──────── PROVIDED RECORDS ────────

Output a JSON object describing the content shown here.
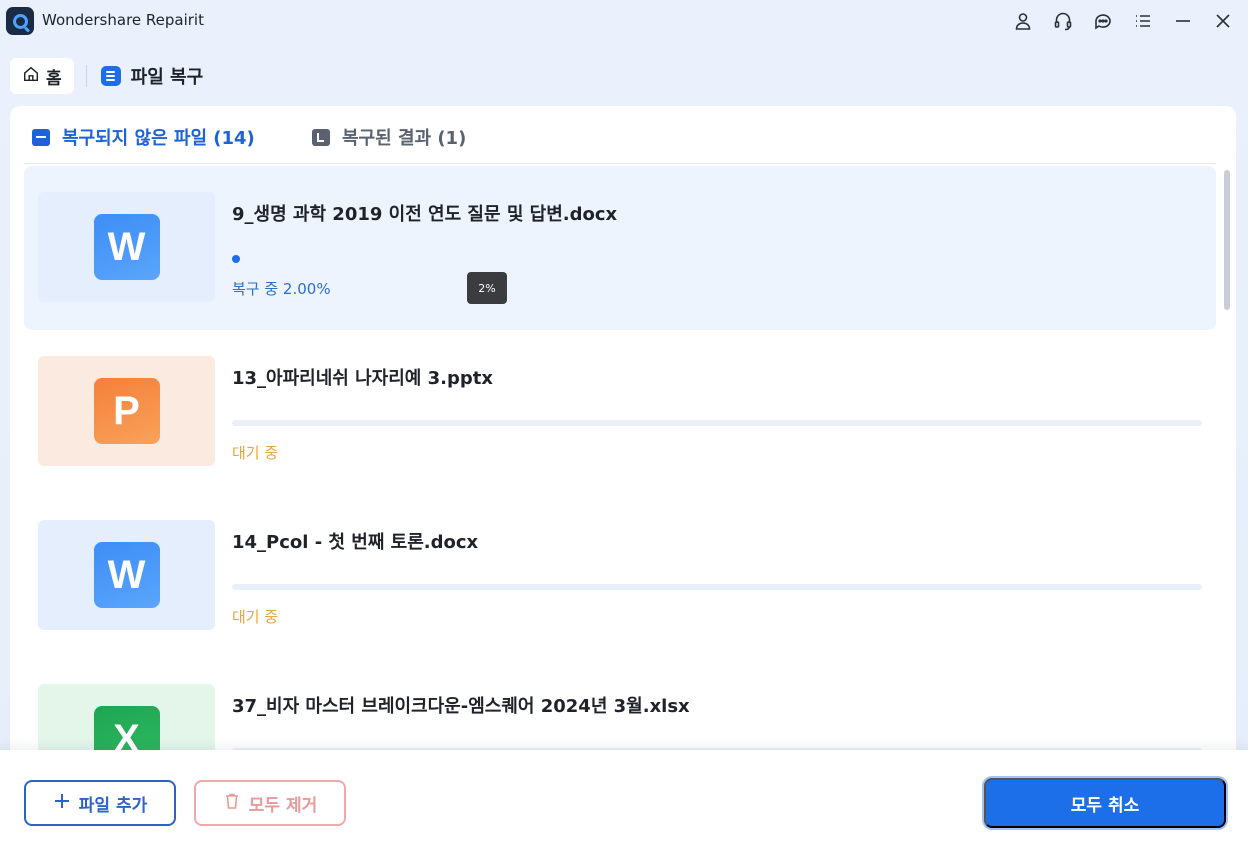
{
  "app": {
    "title": "Wondershare Repairit"
  },
  "window_icons": [
    "user-icon",
    "headset-icon",
    "chat-icon",
    "menu-list-icon",
    "minimize-icon",
    "close-icon"
  ],
  "breadcrumb": {
    "home_label": "홈",
    "current_label": "파일 복구"
  },
  "tabs": [
    {
      "label": "복구되지 않은 파일 (14)",
      "active": true
    },
    {
      "label": "복구된 결과 (1)",
      "active": false
    }
  ],
  "files": [
    {
      "name": "9_생명 과학 2019 이전 연도 질문 및 답변.docx",
      "type": "word",
      "badge": "W",
      "status": "복구 중 2.00%",
      "progress": 0.02,
      "tooltip": "2%"
    },
    {
      "name": "13_아파리네쉬 나자리예 3.pptx",
      "type": "ppt",
      "badge": "P",
      "status": "대기 중",
      "progress": 0
    },
    {
      "name": "14_Pcol - 첫 번째 토론.docx",
      "type": "word",
      "badge": "W",
      "status": "대기 중",
      "progress": 0
    },
    {
      "name": "37_비자 마스터 브레이크다운-엠스퀘어 2024년 3월.xlsx",
      "type": "excel",
      "badge": "X",
      "status": "",
      "progress": 0
    }
  ],
  "footer": {
    "add_label": "파일 추가",
    "remove_label": "모두 제거",
    "cancel_label": "모두 취소"
  },
  "colors": {
    "accent": "#1c6fe8",
    "waiting": "#e9a53e",
    "remove": "#e89a9a"
  }
}
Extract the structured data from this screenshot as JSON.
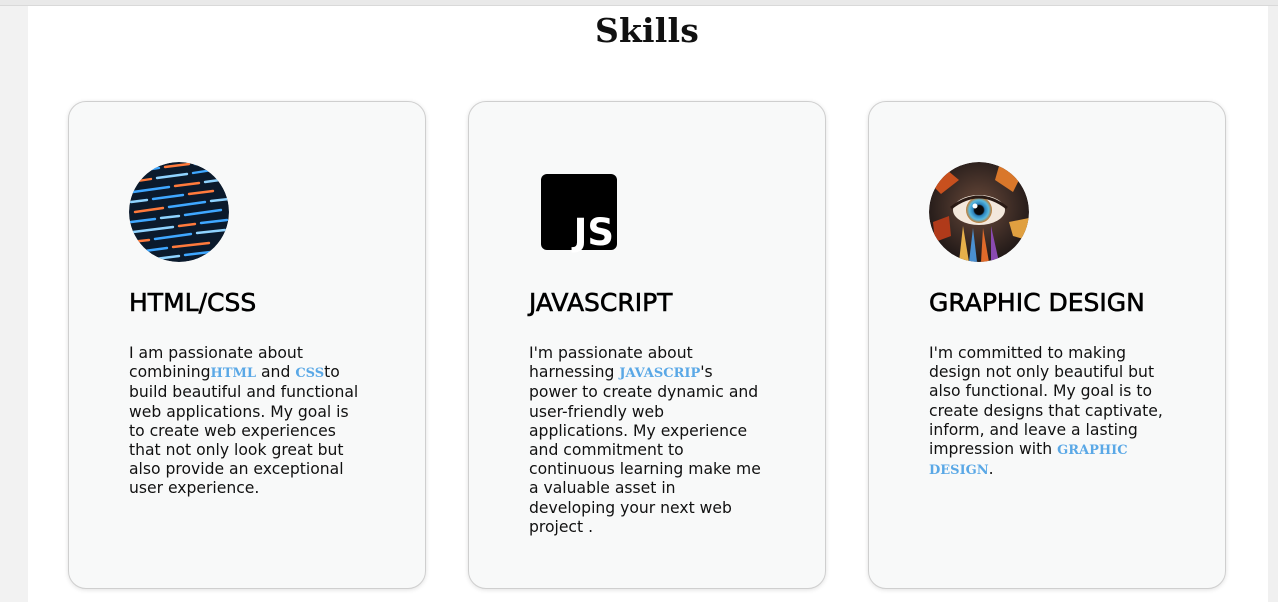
{
  "section_title": "Skills",
  "cards": [
    {
      "title": "HTML/CSS",
      "icon": "code-screen-icon",
      "parts": [
        "I am passionate about combining",
        "HTML",
        " and ",
        "CSS",
        "to build beautiful and functional web applications. My goal is to create web experiences that not only look great but also provide an exceptional user experience."
      ]
    },
    {
      "title": "JAVASCRIPT",
      "icon": "javascript-logo-icon",
      "logo_text": "JS",
      "parts": [
        "I'm passionate about harnessing ",
        "JAVASCRIP",
        "'s power to create dynamic and user-friendly web applications. My experience and commitment to continuous learning make me a valuable asset in developing your next web project ."
      ]
    },
    {
      "title": "GRAPHIC DESIGN",
      "icon": "colorful-eye-icon",
      "parts": [
        "I'm committed to making design not only beautiful but also functional. My goal is to create designs that captivate, inform, and leave a lasting impression with ",
        "GRAPHIC DESIGN",
        "."
      ]
    }
  ],
  "colors": {
    "keyword": "#5aa8e6",
    "card_bg": "#f8f9f9",
    "page_bg": "#ffffff",
    "outer_bg": "#f2f2f2"
  }
}
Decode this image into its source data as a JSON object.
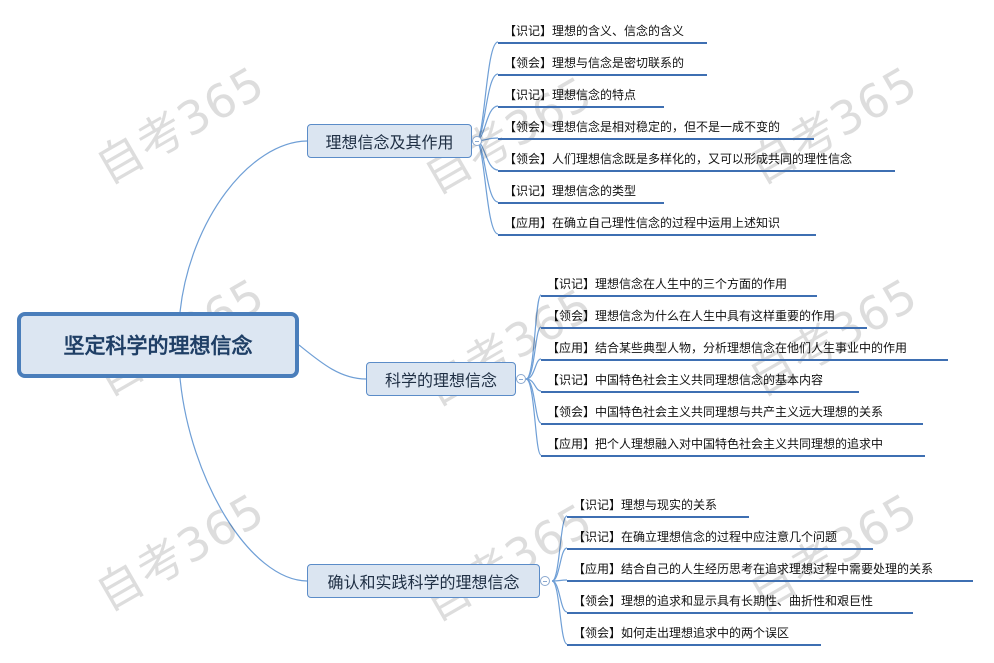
{
  "watermark": "自考365",
  "root": {
    "label": "坚定科学的理想信念"
  },
  "branches": [
    {
      "label": "理想信念及其作用",
      "items": [
        "【识记】理想的含义、信念的含义",
        "【领会】理想与信念是密切联系的",
        "【识记】理想信念的特点",
        "【领会】理想信念是相对稳定的，但不是一成不变的",
        "【领会】人们理想信念既是多样化的，又可以形成共同的理性信念",
        "【识记】理想信念的类型",
        "【应用】在确立自己理性信念的过程中运用上述知识"
      ]
    },
    {
      "label": "科学的理想信念",
      "items": [
        "【识记】理想信念在人生中的三个方面的作用",
        "【领会】理想信念为什么在人生中具有这样重要的作用",
        "【应用】结合某些典型人物，分析理想信念在他们人生事业中的作用",
        "【识记】中国特色社会主义共同理想信念的基本内容",
        "【领会】中国特色社会主义共同理想与共产主义远大理想的关系",
        "【应用】把个人理想融入对中国特色社会主义共同理想的追求中"
      ]
    },
    {
      "label": "确认和实践科学的理想信念",
      "items": [
        "【识记】理想与现实的关系",
        "【识记】在确立理想信念的过程中应注意几个问题",
        "【应用】结合自己的人生经历思考在追求理想过程中需要处理的关系",
        "【领会】理想的追求和显示具有长期性、曲折性和艰巨性",
        "【领会】如何走出理想追求中的两个误区"
      ]
    }
  ]
}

────────

> [WHAT IS REQUIRED]: Search the listing above for the string "GRAPHIC". Copy every line that contains it.

> [REPLY]:
      "title": "GRAPHIC DESIGN",
        "GRAPHIC DESIGN",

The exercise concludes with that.